**Task prompt:**
Search the entries below. Return every line that has "this" in it.

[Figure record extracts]
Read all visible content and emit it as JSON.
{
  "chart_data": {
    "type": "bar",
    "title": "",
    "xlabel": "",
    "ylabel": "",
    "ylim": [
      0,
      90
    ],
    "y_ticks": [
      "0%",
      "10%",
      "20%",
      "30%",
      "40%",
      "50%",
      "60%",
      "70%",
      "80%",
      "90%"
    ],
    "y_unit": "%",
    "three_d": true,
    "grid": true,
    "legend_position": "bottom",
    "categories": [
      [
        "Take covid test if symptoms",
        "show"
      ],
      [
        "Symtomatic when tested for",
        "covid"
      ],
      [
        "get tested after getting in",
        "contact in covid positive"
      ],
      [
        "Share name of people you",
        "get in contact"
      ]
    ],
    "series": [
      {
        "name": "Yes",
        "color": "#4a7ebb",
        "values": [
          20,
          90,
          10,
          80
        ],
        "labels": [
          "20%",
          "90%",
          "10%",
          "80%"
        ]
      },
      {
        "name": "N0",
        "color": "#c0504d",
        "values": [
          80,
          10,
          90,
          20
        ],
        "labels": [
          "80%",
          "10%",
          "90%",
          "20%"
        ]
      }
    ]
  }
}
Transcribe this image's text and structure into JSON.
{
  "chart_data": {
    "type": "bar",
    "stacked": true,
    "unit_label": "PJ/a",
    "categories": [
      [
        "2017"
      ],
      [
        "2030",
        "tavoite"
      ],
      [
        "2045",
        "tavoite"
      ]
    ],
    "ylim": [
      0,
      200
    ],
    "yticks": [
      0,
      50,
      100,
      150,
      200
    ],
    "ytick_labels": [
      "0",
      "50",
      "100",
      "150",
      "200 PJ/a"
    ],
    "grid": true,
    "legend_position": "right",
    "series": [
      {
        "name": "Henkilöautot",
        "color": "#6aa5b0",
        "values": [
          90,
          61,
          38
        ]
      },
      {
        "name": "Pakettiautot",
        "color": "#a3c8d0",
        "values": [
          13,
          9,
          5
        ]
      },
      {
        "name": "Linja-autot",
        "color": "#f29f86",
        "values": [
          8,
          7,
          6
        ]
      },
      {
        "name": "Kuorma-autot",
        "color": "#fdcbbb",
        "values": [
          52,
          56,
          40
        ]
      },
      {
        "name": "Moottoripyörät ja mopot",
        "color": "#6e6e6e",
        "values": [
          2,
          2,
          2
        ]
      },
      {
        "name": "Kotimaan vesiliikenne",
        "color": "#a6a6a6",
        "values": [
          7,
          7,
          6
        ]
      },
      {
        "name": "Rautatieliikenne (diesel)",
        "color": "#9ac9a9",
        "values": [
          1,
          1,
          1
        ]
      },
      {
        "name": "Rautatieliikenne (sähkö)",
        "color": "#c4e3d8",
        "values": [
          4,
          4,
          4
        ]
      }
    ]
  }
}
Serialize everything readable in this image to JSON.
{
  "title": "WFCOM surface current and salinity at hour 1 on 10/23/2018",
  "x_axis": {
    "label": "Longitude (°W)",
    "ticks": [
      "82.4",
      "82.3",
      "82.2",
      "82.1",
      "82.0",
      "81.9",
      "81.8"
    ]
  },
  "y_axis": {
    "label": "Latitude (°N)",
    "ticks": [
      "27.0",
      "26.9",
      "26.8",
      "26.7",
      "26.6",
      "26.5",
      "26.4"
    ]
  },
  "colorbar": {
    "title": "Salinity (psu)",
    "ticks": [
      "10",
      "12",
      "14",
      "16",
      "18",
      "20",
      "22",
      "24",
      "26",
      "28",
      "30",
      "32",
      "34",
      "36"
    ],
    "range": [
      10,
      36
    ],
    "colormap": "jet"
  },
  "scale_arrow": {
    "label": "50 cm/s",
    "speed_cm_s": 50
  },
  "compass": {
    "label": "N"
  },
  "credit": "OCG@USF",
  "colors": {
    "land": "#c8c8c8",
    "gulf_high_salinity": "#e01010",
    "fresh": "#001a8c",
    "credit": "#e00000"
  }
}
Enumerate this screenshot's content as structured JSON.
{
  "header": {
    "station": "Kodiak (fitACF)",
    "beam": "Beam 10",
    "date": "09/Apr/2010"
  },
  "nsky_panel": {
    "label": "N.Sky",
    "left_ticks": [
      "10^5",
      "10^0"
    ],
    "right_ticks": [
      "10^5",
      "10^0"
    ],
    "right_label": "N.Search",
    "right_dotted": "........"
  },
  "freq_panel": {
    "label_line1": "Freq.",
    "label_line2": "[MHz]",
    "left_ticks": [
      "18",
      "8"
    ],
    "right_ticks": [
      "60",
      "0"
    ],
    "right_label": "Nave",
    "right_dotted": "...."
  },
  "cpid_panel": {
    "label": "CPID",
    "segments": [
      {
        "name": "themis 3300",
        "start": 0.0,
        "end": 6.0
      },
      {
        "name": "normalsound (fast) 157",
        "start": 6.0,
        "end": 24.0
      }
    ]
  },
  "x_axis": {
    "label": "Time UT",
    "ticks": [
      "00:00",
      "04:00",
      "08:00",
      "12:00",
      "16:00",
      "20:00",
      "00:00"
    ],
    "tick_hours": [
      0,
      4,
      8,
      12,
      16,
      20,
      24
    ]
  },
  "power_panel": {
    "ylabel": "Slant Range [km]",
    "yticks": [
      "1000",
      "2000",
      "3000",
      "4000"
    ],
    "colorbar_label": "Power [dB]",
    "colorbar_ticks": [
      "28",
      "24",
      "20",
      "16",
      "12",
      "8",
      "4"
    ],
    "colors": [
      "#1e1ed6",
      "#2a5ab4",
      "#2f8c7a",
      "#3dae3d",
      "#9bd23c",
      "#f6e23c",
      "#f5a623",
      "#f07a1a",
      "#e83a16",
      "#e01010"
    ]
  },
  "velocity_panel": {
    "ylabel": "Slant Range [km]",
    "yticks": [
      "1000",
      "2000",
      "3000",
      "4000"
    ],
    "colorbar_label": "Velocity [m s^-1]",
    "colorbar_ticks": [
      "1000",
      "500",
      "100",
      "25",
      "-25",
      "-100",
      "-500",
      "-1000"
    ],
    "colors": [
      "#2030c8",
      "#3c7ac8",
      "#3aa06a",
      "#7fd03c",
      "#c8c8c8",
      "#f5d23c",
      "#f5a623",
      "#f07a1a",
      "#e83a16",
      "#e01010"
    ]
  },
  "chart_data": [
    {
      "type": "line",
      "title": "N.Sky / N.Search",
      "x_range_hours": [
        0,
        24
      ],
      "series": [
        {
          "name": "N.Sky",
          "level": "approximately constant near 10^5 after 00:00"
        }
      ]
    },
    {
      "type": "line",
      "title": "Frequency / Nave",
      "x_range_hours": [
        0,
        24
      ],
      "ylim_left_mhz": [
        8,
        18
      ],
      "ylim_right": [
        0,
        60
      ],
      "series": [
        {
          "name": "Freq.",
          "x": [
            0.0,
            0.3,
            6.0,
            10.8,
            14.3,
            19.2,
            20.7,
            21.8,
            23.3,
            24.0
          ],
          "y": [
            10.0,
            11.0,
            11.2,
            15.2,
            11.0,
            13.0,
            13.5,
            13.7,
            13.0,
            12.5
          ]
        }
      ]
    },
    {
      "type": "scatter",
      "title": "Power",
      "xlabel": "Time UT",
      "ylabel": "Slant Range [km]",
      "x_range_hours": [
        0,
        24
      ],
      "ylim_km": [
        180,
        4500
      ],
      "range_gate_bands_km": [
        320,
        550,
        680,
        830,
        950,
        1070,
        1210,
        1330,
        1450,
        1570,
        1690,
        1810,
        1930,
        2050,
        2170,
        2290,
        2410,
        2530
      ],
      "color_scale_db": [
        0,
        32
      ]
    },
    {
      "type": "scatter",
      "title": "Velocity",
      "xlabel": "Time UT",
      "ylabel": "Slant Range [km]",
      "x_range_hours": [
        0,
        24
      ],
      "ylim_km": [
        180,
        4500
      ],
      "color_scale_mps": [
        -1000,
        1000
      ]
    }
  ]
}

**Full solution:**
Transcribe this image's text and structure into JSON.
Serialize everything readable in this image to JSON.
Enumerate this screenshot's content as structured JSON.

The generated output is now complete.